## EXERCISE GOAL
Extract, from the records beneath this instruction, each line that contains the word "Broadcast".

======== EXERCISE INPUT ========

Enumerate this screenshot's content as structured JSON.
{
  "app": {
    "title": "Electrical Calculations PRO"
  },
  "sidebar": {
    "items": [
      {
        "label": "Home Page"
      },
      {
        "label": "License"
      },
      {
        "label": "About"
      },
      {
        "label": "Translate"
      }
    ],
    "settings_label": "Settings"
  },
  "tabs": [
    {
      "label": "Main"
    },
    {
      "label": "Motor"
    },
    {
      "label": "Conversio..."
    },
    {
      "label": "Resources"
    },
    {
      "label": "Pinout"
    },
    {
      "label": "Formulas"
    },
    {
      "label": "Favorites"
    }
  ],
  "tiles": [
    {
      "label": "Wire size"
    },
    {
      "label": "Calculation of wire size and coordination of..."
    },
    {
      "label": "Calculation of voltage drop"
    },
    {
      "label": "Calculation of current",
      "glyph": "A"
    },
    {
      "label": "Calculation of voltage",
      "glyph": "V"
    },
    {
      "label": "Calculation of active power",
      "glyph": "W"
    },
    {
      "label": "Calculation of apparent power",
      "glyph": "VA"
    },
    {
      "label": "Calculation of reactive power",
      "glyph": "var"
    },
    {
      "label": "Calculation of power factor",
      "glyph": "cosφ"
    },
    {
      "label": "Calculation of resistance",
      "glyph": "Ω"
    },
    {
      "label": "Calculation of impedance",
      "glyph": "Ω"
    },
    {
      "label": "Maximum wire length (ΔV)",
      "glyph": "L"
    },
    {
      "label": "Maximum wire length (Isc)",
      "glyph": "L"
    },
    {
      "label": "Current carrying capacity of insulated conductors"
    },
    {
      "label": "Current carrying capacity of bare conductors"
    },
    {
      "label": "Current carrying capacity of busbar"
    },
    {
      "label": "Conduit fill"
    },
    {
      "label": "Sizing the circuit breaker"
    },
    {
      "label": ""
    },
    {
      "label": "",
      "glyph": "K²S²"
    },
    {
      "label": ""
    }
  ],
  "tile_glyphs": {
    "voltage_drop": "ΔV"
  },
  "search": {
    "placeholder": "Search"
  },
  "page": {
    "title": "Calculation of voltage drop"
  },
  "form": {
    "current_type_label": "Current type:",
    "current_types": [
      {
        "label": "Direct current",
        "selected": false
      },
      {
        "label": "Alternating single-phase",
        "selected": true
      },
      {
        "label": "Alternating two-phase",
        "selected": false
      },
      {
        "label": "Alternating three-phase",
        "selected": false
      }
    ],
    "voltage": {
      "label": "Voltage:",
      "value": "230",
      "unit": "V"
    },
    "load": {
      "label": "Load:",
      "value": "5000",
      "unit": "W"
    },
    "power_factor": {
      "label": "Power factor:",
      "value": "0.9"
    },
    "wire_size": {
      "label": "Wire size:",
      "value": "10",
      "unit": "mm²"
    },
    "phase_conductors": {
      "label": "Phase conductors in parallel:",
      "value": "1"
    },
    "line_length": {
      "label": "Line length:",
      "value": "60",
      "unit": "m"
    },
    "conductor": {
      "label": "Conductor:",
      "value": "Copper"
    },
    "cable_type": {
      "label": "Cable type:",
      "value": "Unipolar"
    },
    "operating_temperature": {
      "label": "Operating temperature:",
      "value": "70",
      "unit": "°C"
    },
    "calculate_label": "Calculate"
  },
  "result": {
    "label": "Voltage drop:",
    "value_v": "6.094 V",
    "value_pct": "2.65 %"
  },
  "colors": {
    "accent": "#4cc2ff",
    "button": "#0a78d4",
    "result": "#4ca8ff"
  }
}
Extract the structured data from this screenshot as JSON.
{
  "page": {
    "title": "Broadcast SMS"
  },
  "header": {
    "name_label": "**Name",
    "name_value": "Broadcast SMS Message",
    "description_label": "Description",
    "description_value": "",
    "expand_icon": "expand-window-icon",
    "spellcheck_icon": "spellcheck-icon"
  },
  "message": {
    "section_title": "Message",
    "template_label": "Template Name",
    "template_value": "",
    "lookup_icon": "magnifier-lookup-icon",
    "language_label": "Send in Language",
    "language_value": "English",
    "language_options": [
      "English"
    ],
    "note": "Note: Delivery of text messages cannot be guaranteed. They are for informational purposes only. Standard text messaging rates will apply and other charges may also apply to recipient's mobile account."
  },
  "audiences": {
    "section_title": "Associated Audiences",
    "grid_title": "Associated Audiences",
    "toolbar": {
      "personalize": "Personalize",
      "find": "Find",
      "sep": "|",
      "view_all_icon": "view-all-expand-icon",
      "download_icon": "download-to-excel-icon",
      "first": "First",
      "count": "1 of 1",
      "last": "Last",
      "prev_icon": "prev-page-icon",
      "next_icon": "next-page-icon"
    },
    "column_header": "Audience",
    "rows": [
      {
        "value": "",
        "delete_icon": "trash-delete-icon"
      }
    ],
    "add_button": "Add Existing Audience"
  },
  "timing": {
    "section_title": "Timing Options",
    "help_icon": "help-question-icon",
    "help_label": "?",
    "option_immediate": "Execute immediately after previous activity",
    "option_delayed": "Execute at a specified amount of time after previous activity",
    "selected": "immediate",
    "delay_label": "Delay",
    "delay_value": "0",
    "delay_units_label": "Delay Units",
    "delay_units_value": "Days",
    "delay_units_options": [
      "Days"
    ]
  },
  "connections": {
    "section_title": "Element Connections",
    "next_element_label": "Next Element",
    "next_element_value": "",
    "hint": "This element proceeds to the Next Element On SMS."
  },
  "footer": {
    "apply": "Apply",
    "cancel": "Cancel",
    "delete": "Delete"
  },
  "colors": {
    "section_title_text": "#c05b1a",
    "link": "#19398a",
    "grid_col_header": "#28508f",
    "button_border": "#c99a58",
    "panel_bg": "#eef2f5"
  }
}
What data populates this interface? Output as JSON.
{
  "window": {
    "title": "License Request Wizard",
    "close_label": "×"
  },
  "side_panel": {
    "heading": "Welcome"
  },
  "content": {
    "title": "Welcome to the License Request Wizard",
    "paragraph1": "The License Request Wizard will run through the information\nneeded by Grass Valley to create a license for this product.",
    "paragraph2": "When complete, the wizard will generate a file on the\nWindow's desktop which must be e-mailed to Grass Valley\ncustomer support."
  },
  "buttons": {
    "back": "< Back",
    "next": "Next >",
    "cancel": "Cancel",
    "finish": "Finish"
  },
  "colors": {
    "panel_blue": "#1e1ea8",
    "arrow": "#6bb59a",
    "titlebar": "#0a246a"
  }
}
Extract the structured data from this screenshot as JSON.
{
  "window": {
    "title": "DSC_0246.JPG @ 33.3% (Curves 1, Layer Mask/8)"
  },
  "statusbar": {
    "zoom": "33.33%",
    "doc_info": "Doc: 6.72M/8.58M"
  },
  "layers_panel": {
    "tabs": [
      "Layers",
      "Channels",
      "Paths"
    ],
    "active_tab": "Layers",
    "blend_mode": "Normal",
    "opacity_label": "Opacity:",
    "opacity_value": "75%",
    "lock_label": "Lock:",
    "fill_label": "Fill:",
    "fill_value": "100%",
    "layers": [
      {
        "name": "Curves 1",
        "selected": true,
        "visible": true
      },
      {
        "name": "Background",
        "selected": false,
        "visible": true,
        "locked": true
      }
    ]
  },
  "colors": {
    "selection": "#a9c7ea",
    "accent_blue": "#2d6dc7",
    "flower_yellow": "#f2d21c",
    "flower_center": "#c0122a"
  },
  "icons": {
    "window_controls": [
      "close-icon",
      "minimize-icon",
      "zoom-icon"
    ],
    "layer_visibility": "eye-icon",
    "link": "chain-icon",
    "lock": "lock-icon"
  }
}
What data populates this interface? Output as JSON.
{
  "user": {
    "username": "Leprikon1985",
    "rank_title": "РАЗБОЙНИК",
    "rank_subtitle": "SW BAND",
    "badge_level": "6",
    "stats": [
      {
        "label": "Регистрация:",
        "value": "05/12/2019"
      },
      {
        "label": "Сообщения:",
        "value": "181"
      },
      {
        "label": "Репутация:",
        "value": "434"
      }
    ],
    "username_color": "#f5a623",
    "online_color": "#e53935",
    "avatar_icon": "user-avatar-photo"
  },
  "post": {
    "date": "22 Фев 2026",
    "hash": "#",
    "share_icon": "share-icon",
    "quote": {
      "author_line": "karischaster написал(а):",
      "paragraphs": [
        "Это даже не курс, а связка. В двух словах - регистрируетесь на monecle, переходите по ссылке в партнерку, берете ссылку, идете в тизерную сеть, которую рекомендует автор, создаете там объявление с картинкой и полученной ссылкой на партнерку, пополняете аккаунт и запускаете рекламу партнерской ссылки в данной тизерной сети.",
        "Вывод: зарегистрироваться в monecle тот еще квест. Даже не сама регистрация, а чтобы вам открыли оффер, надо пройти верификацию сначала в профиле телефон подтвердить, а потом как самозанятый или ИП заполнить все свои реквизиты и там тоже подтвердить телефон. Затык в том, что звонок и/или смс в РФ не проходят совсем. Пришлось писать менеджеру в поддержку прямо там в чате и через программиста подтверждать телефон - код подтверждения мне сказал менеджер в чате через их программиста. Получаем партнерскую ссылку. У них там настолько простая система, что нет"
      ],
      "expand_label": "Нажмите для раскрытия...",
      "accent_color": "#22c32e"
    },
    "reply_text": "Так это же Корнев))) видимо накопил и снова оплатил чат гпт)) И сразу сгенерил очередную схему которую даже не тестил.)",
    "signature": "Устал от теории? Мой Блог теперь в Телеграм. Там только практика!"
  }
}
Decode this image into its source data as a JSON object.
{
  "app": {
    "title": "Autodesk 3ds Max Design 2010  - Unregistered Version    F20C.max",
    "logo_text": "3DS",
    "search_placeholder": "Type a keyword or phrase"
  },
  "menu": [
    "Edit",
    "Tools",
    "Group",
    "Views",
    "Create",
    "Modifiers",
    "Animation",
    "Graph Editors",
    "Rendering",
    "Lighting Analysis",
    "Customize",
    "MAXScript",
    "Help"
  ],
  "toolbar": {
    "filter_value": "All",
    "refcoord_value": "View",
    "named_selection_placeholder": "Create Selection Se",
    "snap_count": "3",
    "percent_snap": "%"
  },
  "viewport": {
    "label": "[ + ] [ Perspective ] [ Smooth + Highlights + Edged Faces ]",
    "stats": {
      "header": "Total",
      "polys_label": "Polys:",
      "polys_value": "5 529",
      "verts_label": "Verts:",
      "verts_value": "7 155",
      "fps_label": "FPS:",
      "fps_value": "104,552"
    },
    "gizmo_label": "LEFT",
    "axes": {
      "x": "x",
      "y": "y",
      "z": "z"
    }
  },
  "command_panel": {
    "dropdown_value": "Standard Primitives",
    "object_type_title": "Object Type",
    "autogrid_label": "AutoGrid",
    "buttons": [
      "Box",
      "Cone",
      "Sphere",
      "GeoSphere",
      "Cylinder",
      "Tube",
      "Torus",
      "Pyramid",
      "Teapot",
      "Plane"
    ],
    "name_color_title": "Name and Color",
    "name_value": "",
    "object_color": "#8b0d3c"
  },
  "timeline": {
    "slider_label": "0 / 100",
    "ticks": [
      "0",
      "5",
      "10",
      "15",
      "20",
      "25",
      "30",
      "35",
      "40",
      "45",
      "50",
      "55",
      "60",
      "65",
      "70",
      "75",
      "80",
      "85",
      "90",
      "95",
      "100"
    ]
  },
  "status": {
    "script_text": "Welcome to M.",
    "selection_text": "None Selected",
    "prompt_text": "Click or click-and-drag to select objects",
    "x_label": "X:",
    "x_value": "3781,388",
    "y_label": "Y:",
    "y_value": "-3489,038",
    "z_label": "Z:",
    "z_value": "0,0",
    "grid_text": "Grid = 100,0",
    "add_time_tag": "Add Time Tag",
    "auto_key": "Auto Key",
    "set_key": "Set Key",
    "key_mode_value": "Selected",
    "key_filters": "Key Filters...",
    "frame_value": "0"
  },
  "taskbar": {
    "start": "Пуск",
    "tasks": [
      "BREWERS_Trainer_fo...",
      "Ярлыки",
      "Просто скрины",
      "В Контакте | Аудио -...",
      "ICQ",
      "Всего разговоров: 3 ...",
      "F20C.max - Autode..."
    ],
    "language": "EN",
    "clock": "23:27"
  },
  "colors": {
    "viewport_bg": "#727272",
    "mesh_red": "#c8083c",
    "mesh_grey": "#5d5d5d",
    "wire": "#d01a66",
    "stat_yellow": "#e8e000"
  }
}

========

## EXPECTED ANSWER
    "title": "Broadcast SMS"
    "name_value": "Broadcast SMS Message",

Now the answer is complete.